------ Data supplied
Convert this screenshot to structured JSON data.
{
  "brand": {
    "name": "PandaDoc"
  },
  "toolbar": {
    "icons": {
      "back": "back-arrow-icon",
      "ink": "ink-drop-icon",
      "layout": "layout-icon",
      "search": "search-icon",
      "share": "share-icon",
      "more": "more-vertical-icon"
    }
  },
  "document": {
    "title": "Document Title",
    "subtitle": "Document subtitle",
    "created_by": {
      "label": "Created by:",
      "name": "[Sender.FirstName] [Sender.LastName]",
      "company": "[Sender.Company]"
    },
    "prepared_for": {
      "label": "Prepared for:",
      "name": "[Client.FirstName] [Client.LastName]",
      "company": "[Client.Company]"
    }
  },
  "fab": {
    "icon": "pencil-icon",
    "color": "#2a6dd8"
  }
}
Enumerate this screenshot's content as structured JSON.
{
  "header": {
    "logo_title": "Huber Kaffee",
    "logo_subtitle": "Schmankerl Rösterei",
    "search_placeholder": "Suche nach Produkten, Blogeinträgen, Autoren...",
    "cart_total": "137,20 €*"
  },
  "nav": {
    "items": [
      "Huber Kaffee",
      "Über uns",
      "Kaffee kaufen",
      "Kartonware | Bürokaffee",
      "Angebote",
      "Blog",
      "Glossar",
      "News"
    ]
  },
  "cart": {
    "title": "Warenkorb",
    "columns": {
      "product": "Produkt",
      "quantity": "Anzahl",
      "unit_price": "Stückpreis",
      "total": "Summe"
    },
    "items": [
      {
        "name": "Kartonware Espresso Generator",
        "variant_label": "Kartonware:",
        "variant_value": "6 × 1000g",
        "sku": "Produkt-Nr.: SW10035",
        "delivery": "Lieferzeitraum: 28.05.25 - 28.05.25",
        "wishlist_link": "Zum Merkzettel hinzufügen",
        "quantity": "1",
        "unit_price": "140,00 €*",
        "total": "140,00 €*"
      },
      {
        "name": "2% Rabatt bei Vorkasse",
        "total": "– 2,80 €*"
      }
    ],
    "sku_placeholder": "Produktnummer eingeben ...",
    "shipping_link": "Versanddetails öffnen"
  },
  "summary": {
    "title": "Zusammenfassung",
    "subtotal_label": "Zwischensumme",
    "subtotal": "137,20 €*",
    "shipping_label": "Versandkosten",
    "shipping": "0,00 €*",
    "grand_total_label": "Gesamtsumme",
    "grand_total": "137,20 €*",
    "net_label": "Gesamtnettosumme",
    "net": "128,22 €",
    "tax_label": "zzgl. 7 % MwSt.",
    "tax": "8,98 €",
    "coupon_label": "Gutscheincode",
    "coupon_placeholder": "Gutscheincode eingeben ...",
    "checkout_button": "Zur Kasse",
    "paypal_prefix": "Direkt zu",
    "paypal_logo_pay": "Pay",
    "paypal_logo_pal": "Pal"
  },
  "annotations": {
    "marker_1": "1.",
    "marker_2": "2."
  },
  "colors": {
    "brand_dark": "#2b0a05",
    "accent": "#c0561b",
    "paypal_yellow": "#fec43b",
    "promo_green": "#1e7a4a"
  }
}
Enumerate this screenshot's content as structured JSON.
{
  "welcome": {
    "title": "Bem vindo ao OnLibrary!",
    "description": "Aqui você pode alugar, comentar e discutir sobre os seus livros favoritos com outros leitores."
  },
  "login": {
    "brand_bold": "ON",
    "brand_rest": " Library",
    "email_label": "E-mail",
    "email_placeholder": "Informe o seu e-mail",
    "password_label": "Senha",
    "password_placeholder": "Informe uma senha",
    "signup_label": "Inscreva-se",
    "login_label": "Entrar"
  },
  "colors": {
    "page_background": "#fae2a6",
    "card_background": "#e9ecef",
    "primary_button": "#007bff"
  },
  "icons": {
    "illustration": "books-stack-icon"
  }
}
------------
Exercise requirements ▸ Working from the material above, retype it in its entirety without change.

Exercise response ▸
Convert this screenshot to structured JSON data.
{
  "brand": {
    "name": "PandaDoc"
  },
  "toolbar": {
    "icons": {
      "back": "back-arrow-icon",
      "ink": "ink-drop-icon",
      "layout": "layout-icon",
      "search": "search-icon",
      "share": "share-icon",
      "more": "more-vertical-icon"
    }
  },
  "document": {
    "title": "Document Title",
    "subtitle": "Document subtitle",
    "created_by": {
      "label": "Created by:",
      "name": "[Sender.FirstName] [Sender.LastName]",
      "company": "[Sender.Company]"
    },
    "prepared_for": {
      "label": "Prepared for:",
      "name": "[Client.FirstName] [Client.LastName]",
      "company": "[Client.Company]"
    }
  },
  "fab": {
    "icon": "pencil-icon",
    "color": "#2a6dd8"
  }
}
Enumerate this screenshot's content as structured JSON.
{
  "header": {
    "logo_title": "Huber Kaffee",
    "logo_subtitle": "Schmankerl Rösterei",
    "search_placeholder": "Suche nach Produkten, Blogeinträgen, Autoren...",
    "cart_total": "137,20 €*"
  },
  "nav": {
    "items": [
      "Huber Kaffee",
      "Über uns",
      "Kaffee kaufen",
      "Kartonware | Bürokaffee",
      "Angebote",
      "Blog",
      "Glossar",
      "News"
    ]
  },
  "cart": {
    "title": "Warenkorb",
    "columns": {
      "product": "Produkt",
      "quantity": "Anzahl",
      "unit_price": "Stückpreis",
      "total": "Summe"
    },
    "items": [
      {
        "name": "Kartonware Espresso Generator",
        "variant_label": "Kartonware:",
        "variant_value": "6 × 1000g",
        "sku": "Produkt-Nr.: SW10035",
        "delivery": "Lieferzeitraum: 28.05.25 - 28.05.25",
        "wishlist_link": "Zum Merkzettel hinzufügen",
        "quantity": "1",
        "unit_price": "140,00 €*",
        "total": "140,00 €*"
      },
      {
        "name": "2% Rabatt bei Vorkasse",
        "total": "– 2,80 €*"
      }
    ],
    "sku_placeholder": "Produktnummer eingeben ...",
    "shipping_link": "Versanddetails öffnen"
  },
  "summary": {
    "title": "Zusammenfassung",
    "subtotal_label": "Zwischensumme",
    "subtotal": "137,20 €*",
    "shipping_label": "Versandkosten",
    "shipping": "0,00 €*",
    "grand_total_label": "Gesamtsumme",
    "grand_total": "137,20 €*",
    "net_label": "Gesamtnettosumme",
    "net": "128,22 €",
    "tax_label": "zzgl. 7 % MwSt.",
    "tax": "8,98 €",
    "coupon_label": "Gutscheincode",
    "coupon_placeholder": "Gutscheincode eingeben ...",
    "checkout_button": "Zur Kasse",
    "paypal_prefix": "Direkt zu",
    "paypal_logo_pay": "Pay",
    "paypal_logo_pal": "Pal"
  },
  "annotations": {
    "marker_1": "1.",
    "marker_2": "2."
  },
  "colors": {
    "brand_dark": "#2b0a05",
    "accent": "#c0561b",
    "paypal_yellow": "#fec43b",
    "promo_green": "#1e7a4a"
  }
}
Enumerate this screenshot's content as structured JSON.
{
  "welcome": {
    "title": "Bem vindo ao OnLibrary!",
    "description": "Aqui você pode alugar, comentar e discutir sobre os seus livros favoritos com outros leitores."
  },
  "login": {
    "brand_bold": "ON",
    "brand_rest": " Library",
    "email_label": "E-mail",
    "email_placeholder": "Informe o seu e-mail",
    "password_label": "Senha",
    "password_placeholder": "Informe uma senha",
    "signup_label": "Inscreva-se",
    "login_label": "Entrar"
  },
  "colors": {
    "page_background": "#fae2a6",
    "card_background": "#e9ecef",
    "primary_button": "#007bff"
  },
  "icons": {
    "illustration": "books-stack-icon"
  }
}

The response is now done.